Lying Body Language Interpretation
Learning to Discern Someone's Character
Have you ever been deceived? Have you ever been taken in by someone who told you a whopper of a lie, or, more likely, an entire series of them?
Chances are you have. If only you knew what to look for beforehand, you could have possibly saved yourself a lot of time, trouble and heartache.
How could you be so gullible, you keep asking yourself? What could you have done differently, so you wouldn't have been duped, you wonder?
Unfortunately, lies and liars seem more common than ever, according to author and researcher Pamela Meyer.
But the good news is we can train ourselves to spot deception, if we know what to look for. So, going forward, you can watch for subtle signs that someone may not be a straight shooter.
That's because there are a number telltale things to look for when someone is fibbing. These include various facial expressions, body language and conversation patterns.
Although picking up on just one or two things may not mean you're dealing with a habitual liar, it can tell you to proceed cautiously and ask a few more questions, in the aim of uncovering the truth.
Protecting Yourself from Liars
Learning how to recognize a potential liar is a very useful skill. Increasing your ability to discern someone's character will serve you very well.
For instance, if you're dating a liar, you'll want a heads up before becoming much more serious, or making any type of commitment. If a close friend has a dishonest side, it means you can no longer share secrets with her. If a salesperson is trying to sell you a bad bill of goods, and is pressuring you to buy, you can look for subtle body movements, which might help divert a potential consumer nightmare.
So, here are some expert tips on how to smoke out a liar.
How to Detect Deceit
FBI Agent Bill Brown
I liked all the advice given by polygraph expert and former FBI agent Bill Brown, which you can see in the video interview below.

§ Work required
Reproduce the article on spotting liars above in full, word for word.

§ Data excerpts

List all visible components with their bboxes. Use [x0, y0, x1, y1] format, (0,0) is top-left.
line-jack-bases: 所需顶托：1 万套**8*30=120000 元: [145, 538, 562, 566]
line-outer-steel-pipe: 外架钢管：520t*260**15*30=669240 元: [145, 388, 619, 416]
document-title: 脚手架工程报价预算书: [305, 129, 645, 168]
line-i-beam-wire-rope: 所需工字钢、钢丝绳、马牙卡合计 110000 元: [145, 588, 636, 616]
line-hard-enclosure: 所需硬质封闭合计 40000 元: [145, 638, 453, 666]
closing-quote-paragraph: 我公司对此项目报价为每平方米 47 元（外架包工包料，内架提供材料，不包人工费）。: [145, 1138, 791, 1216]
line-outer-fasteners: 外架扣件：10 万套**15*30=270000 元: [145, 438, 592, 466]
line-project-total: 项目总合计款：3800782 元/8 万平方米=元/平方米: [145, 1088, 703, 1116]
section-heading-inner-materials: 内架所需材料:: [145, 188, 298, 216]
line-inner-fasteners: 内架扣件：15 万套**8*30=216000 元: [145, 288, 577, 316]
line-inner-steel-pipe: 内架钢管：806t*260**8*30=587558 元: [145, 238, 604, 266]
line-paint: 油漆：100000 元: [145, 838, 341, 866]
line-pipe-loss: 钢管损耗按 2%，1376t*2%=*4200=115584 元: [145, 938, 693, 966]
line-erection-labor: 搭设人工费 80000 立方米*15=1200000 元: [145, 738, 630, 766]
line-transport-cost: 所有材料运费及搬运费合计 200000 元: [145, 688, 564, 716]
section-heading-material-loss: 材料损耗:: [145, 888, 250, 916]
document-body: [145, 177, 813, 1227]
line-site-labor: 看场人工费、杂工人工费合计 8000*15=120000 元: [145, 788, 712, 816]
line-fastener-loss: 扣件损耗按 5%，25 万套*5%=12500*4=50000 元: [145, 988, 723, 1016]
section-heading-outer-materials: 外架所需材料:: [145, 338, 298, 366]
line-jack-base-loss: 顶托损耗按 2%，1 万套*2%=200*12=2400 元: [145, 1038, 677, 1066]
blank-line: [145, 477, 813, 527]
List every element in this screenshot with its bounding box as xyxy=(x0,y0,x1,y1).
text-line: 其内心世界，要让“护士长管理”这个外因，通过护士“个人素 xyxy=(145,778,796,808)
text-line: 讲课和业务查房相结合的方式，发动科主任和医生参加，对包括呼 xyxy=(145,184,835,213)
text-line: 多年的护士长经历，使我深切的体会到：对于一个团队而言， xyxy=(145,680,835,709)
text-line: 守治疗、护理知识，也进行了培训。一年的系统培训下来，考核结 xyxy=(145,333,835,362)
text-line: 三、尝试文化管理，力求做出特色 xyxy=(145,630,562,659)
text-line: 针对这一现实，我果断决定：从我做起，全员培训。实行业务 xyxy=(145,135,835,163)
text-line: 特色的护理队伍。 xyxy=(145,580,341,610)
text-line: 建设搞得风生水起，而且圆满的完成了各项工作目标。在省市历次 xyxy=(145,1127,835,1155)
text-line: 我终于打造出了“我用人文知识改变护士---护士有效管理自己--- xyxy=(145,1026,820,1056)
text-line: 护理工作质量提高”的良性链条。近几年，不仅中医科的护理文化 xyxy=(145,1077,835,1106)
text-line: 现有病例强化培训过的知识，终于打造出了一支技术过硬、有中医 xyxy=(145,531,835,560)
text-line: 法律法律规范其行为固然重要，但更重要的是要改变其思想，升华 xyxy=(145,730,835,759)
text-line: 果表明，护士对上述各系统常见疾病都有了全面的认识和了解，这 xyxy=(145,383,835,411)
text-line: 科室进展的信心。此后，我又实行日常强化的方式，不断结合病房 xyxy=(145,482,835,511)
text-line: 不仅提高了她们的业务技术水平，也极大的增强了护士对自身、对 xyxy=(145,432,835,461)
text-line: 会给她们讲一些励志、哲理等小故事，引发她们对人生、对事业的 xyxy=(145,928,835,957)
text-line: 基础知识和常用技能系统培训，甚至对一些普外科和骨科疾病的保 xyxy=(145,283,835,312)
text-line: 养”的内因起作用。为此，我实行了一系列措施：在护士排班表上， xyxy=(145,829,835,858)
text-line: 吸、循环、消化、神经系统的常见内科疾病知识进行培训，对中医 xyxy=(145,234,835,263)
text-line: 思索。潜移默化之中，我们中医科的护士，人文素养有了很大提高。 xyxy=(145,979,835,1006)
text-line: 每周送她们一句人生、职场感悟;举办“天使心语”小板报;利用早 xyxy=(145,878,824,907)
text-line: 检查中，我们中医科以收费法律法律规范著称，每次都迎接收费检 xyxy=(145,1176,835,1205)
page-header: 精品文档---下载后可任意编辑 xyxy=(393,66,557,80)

§ Response to this exercise
Lying Body Language Interpretation
Learning to Discern Someone's Character
Have you ever been deceived? Have you ever been taken in by someone who told you a whopper of a lie, or, more likely, an entire series of them?
Chances are you have. If only you knew what to look for beforehand, you could have possibly saved yourself a lot of time, trouble and heartache.
How could you be so gullible, you keep asking yourself? What could you have done differently, so you wouldn't have been duped, you wonder?
Unfortunately, lies and liars seem more common than ever, according to author and researcher Pamela Meyer.
But the good news is we can train ourselves to spot deception, if we know what to look for. So, going forward, you can watch for subtle signs that someone may not be a straight shooter.
That's because there are a number telltale things to look for when someone is fibbing. These include various facial expressions, body language and conversation patterns.
Although picking up on just one or two things may not mean you're dealing with a habitual liar, it can tell you to proceed cautiously and ask a few more questions, in the aim of uncovering the truth.
Protecting Yourself from Liars
Learning how to recognize a potential liar is a very useful skill. Increasing your ability to discern someone's character will serve you very well.
For instance, if you're dating a liar, you'll want a heads up before becoming much more serious, or making any type of commitment. If a close friend has a dishonest side, it means you can no longer share secrets with her. If a salesperson is trying to sell you a bad bill of goods, and is pressuring you to buy, you can look for subtle body movements, which might help divert a potential consumer nightmare.
So, here are some expert tips on how to smoke out a liar.
How to Detect Deceit
FBI Agent Bill Brown
I liked all the advice given by polygraph expert and former FBI agent Bill Brown, which you can see in the video interview below.